### [The request]
Search the records for "What" and copy each line that holds it.

### [Listed records]

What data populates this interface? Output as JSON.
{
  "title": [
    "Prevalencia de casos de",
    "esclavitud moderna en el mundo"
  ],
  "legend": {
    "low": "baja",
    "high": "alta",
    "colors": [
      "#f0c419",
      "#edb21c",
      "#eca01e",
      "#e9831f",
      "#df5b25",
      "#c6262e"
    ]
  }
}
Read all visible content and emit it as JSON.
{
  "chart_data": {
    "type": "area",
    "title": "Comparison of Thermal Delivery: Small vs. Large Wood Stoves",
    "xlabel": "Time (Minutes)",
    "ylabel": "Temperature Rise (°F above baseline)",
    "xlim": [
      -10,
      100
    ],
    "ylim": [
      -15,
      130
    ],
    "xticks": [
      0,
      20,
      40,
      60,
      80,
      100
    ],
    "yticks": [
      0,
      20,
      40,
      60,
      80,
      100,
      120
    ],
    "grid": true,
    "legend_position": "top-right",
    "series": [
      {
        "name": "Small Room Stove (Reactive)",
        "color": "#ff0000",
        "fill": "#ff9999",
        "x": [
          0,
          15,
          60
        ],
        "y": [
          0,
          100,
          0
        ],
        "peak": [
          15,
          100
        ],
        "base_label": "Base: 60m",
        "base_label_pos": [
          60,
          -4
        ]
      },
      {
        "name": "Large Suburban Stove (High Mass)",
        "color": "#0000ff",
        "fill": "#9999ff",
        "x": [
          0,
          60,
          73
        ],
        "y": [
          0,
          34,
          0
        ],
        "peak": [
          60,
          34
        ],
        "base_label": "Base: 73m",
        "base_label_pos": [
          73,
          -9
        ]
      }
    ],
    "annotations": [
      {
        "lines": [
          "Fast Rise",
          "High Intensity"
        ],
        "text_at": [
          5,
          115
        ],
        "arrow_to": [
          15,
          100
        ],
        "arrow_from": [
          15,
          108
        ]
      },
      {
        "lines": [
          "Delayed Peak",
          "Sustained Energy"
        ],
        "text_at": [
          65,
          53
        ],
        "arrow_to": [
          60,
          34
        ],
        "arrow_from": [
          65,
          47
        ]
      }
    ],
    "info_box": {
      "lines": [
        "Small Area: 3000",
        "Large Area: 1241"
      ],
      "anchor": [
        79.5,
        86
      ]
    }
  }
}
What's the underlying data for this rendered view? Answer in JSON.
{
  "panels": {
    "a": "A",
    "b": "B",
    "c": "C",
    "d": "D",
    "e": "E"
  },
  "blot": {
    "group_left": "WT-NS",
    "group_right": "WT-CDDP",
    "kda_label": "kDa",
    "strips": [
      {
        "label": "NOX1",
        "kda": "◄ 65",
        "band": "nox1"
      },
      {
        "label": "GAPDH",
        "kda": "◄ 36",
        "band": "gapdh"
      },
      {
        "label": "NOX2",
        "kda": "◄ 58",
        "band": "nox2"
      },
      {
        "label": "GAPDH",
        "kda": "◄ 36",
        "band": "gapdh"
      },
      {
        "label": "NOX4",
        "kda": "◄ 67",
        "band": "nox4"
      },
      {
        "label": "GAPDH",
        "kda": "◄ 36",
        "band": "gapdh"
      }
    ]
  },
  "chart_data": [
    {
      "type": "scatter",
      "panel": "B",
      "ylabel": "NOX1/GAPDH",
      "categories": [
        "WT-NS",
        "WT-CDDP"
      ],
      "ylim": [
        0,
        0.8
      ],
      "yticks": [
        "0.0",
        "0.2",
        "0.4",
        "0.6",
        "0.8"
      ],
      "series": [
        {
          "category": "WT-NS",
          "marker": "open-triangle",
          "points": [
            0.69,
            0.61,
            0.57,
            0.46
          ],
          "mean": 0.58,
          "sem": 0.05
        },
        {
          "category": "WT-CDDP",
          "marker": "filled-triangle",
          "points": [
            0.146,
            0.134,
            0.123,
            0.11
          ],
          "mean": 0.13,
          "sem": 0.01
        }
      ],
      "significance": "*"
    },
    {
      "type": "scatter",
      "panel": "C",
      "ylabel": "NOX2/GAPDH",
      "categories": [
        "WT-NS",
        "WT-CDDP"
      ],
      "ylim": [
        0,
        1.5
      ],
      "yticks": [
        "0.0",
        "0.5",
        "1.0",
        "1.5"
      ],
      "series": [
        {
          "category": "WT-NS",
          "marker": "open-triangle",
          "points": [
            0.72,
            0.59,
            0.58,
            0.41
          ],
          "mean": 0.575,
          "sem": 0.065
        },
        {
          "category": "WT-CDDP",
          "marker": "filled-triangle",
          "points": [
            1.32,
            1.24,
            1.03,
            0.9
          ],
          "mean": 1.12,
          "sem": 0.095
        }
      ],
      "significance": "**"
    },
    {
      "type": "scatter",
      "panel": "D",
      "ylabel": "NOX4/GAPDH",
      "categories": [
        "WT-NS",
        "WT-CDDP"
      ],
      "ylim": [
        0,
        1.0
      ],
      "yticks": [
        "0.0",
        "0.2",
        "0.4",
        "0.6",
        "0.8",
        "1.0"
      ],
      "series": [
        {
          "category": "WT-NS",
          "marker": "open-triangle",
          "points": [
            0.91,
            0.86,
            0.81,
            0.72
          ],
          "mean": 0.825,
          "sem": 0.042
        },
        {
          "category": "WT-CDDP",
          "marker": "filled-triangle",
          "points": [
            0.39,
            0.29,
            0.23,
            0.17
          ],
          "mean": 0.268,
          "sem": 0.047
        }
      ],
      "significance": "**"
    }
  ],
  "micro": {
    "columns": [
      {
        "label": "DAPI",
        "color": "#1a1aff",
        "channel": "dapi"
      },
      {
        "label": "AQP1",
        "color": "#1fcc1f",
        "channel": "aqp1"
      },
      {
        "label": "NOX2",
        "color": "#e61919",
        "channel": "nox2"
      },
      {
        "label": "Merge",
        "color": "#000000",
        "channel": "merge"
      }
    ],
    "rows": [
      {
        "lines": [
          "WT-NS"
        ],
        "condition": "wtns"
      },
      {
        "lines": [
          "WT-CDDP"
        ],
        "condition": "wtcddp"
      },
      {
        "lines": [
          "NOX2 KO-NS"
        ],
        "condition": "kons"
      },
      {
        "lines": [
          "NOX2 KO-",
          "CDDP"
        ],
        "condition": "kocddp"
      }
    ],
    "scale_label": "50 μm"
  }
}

### [Expected answer]
What data populates this interface? Output as JSON.
What's the underlying data for this rendered view? Answer in JSON.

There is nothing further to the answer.